(Data items)
──────────

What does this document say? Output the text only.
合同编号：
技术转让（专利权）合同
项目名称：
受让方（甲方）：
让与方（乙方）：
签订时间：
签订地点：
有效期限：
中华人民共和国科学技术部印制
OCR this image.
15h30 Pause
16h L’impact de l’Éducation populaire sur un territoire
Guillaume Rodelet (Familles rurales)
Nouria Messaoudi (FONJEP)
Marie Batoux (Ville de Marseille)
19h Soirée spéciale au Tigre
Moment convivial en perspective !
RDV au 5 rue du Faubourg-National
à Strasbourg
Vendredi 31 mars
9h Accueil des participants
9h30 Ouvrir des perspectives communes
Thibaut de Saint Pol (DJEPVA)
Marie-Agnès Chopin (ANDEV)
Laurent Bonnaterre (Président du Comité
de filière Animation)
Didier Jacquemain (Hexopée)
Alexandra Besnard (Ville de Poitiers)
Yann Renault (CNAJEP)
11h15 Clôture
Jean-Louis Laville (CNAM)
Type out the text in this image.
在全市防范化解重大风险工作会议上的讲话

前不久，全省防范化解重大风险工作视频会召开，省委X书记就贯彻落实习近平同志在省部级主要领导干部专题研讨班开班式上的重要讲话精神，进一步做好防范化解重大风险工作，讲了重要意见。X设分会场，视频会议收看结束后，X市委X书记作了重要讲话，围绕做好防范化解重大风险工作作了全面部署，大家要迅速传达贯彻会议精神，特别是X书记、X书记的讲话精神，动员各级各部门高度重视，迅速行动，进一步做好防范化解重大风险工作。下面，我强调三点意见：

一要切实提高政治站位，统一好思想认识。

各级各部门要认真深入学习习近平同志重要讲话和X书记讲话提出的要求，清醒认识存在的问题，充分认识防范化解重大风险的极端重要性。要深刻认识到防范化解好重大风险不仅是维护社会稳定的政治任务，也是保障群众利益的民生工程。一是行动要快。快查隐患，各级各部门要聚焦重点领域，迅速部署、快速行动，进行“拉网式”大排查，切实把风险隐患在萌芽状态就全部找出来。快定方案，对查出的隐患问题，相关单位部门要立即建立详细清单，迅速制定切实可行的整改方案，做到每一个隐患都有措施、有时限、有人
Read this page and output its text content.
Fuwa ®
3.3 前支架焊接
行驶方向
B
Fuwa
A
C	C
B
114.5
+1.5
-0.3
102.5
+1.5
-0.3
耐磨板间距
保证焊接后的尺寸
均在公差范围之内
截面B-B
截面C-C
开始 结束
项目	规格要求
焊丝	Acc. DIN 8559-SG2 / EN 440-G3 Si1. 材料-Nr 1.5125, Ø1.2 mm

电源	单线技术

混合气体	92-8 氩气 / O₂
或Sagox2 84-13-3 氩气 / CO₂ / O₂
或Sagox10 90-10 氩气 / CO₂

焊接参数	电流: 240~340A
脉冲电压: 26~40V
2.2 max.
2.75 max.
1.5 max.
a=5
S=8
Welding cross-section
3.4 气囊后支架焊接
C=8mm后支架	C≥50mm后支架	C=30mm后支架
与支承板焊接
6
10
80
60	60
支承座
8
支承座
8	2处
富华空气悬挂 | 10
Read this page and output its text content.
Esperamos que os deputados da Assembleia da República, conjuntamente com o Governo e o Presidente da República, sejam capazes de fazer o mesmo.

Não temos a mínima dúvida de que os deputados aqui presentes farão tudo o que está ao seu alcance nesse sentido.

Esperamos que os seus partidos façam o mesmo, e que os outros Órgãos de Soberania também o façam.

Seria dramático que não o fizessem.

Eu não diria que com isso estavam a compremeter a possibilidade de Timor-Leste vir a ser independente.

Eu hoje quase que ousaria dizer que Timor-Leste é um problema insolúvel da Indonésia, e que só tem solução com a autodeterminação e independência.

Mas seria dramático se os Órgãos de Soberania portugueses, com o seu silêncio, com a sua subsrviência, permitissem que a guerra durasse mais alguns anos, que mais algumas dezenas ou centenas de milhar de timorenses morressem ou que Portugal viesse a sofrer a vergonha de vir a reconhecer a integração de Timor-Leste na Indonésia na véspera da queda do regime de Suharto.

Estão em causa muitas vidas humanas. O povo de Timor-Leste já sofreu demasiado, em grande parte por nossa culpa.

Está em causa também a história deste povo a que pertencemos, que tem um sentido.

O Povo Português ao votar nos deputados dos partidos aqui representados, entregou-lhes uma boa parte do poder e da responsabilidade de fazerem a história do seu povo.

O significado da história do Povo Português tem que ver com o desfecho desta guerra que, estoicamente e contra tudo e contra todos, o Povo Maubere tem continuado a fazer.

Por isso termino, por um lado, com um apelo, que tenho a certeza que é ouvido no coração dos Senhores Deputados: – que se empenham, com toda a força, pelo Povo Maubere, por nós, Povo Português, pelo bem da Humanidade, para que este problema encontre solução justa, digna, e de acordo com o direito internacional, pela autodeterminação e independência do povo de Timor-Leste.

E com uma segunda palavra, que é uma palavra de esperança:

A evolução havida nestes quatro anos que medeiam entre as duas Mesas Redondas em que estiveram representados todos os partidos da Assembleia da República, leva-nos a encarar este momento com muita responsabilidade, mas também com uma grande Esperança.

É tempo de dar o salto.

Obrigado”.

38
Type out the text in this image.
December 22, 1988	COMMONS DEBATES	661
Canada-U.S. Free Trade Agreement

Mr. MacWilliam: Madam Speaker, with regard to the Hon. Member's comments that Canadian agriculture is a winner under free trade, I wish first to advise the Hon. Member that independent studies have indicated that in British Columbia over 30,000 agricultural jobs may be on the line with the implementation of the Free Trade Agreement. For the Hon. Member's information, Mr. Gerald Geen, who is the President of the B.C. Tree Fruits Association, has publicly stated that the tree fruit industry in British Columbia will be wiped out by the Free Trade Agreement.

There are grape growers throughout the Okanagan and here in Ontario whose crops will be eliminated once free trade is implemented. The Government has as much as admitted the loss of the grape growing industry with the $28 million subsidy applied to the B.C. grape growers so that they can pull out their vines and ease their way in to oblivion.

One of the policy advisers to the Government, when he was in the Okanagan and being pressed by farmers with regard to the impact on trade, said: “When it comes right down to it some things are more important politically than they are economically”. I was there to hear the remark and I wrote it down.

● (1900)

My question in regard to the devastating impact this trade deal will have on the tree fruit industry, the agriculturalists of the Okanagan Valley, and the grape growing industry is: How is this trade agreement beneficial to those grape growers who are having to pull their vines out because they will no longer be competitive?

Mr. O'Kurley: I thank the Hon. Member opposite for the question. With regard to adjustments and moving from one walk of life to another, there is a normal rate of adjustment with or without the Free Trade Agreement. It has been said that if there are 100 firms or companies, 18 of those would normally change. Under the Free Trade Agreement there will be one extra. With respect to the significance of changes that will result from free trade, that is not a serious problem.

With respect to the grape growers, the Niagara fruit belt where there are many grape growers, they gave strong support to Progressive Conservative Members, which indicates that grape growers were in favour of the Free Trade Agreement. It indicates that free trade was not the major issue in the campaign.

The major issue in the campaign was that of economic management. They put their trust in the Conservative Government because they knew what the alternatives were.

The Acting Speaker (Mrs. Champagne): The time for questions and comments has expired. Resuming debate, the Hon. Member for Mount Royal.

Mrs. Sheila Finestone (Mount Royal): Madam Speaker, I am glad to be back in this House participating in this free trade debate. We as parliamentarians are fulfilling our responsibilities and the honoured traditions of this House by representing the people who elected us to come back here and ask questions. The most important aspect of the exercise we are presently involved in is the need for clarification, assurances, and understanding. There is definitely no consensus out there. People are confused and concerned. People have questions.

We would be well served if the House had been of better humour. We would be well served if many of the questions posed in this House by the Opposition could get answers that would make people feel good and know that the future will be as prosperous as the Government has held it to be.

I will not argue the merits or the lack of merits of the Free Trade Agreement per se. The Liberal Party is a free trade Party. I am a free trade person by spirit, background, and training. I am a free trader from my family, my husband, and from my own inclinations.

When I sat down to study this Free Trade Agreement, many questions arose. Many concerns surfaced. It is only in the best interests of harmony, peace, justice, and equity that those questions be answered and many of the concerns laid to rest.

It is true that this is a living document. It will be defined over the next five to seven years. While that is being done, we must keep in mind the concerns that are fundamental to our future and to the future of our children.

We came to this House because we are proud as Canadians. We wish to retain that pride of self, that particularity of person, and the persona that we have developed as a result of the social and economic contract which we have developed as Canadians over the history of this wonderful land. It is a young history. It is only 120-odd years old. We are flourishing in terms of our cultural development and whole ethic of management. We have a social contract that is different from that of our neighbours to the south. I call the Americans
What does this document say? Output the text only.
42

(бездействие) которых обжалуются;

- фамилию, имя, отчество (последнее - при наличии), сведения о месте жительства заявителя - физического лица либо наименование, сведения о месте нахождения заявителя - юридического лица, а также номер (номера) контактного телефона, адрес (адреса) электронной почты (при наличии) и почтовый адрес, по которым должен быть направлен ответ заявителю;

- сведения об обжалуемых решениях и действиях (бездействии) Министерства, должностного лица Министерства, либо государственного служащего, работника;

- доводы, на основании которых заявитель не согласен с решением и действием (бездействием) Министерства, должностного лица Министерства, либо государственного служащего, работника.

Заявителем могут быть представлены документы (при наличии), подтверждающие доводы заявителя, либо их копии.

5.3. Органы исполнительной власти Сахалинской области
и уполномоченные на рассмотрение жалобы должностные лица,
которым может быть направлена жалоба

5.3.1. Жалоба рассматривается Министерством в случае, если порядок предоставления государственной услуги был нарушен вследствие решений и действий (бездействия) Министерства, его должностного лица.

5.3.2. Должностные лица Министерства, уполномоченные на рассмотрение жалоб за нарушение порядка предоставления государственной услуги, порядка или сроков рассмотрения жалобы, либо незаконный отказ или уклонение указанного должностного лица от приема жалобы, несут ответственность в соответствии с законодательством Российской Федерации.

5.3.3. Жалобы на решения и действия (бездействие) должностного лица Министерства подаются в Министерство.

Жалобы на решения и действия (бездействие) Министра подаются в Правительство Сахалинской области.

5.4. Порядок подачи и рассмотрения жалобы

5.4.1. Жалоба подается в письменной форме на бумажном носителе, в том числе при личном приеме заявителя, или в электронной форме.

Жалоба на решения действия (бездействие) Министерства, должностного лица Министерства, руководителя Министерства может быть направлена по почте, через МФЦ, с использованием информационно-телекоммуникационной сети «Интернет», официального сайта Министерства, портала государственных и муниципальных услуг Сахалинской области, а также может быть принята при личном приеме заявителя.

──────────

REQUIREMENTS:
Every line above that contains the word "доводы" should be reported.

EXERCISE OUTPUT:
- доводы, на основании которых заявитель не согласен с решением и действием (бездействием) Министерства, должностного лица Министерства, либо государственного служащего, работника.
Заявителем могут быть представлены документы (при наличии), подтверждающие доводы заявителя, либо их копии.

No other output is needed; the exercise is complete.